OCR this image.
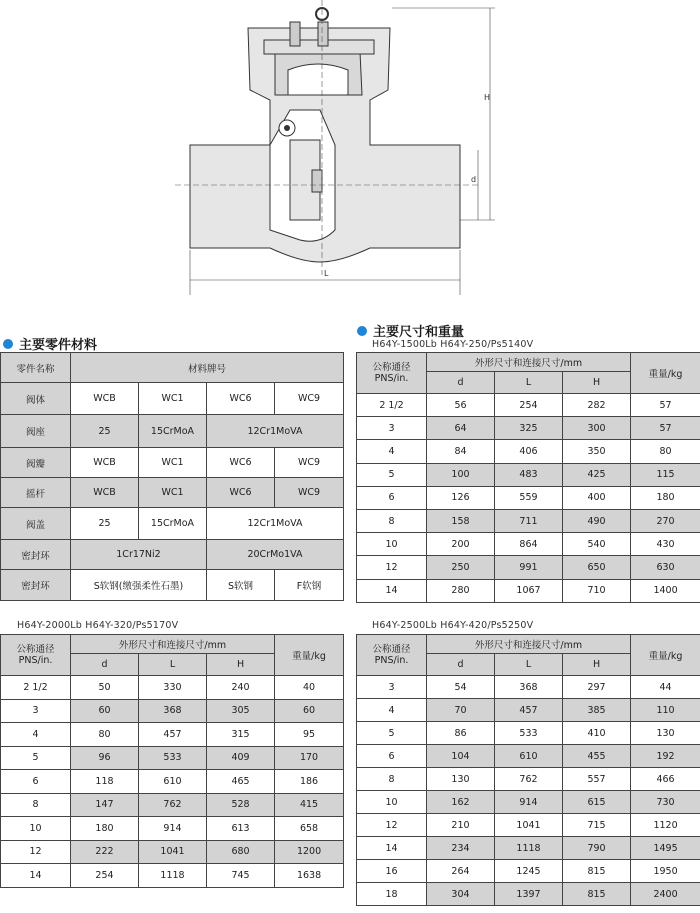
H
d
L
主要零件材料
主要尺寸和重量
零件名称	材料牌号			
阀体	WCB	WC1	WC6	WC9
阀座	25	15CrMoA	12Cr1MoVA	
阀瓣	WCB	WC1	WC6	WC9
摇杆	WCB	WC1	WC6	WC9
阀盖	25	15CrMoA	12Cr1MoVA	
密封环	1Cr17Ni2		20CrMo1VA	
密封环	S软钢(缴强柔性石墨)		S软钢	F软钢
H64Y-1500Lb H64Y-250/Ps5140V
公称通径
PNS/in.	外形尺寸和连接尺寸/mm			重量/kg
	d	L	H	
2 1/2	56	254	282	57
3	64	325	300	57
4	84	406	350	80
5	100	483	425	115
6	126	559	400	180
8	158	711	490	270
10	200	864	540	430
12	250	991	650	630
14	280	1067	710	1400
H64Y-2000Lb H64Y-320/Ps5170V
公称通径
PNS/in.	外形尺寸和连接尺寸/mm			重量/kg
	d	L	H	
2 1/2	50	330	240	40
3	60	368	305	60
4	80	457	315	95
5	96	533	409	170
6	118	610	465	186
8	147	762	528	415
10	180	914	613	658
12	222	1041	680	1200
14	254	1118	745	1638
H64Y-2500Lb H64Y-420/Ps5250V
公称通径
PNS/in.	外形尺寸和连接尺寸/mm			重量/kg
	d	L	H	
3	54	368	297	44
4	70	457	385	110
5	86	533	410	130
6	104	610	455	192
8	130	762	557	466
10	162	914	615	730
12	210	1041	715	1120
14	234	1118	790	1495
16	264	1245	815	1950
18	304	1397	815	2400
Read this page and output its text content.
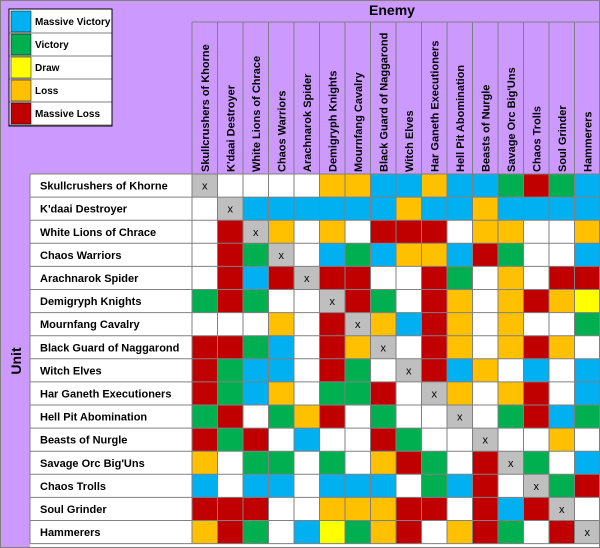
Massive Victory
Victory
Draw
Loss
Massive Loss
Enemy
Unit
Skullcrushers of Khorne K'daai Destroyer White Lions of Chrace Chaos Warriors Arachnarok Spider Demigryph Knights Mournfang Cavalry Black Guard of Naggarond Witch Elves Har Ganeth Executioners Hell Pit Abomination Beasts of Nurgle Savage Orc Big'Uns Chaos Trolls Soul Grinder Hammerers
Skullcrushers of Khorne
K'daai Destroyer
White Lions of Chrace
Chaos Warriors
Arachnarok Spider
Demigryph Knights
Mournfang Cavalry
Black Guard of Naggarond
Witch Elves
Har Ganeth Executioners
Hell Pit Abomination
Beasts of Nurgle
Savage Orc Big'Uns
Chaos Trolls
Soul Grinder
Hammerers
x
x
x
x
x
x
x
x
x
x
x
x
x
x
x
x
+ + + +
## Task to carry out
Look through the data above. Each line containing the word "Guard" needs to be copied.

## Solved problem
Skullcrushers of Khorne K'daai Destroyer White Lions of Chrace Chaos Warriors Arachnarok Spider Demigryph Knights Mournfang Cavalry Black Guard of Naggarond Witch Elves Har Ganeth Executioners Hell Pit Abomination Beasts of Nurgle Savage Orc Big'Uns Chaos Trolls Soul Grinder Hammerers
Black Guard of Naggarond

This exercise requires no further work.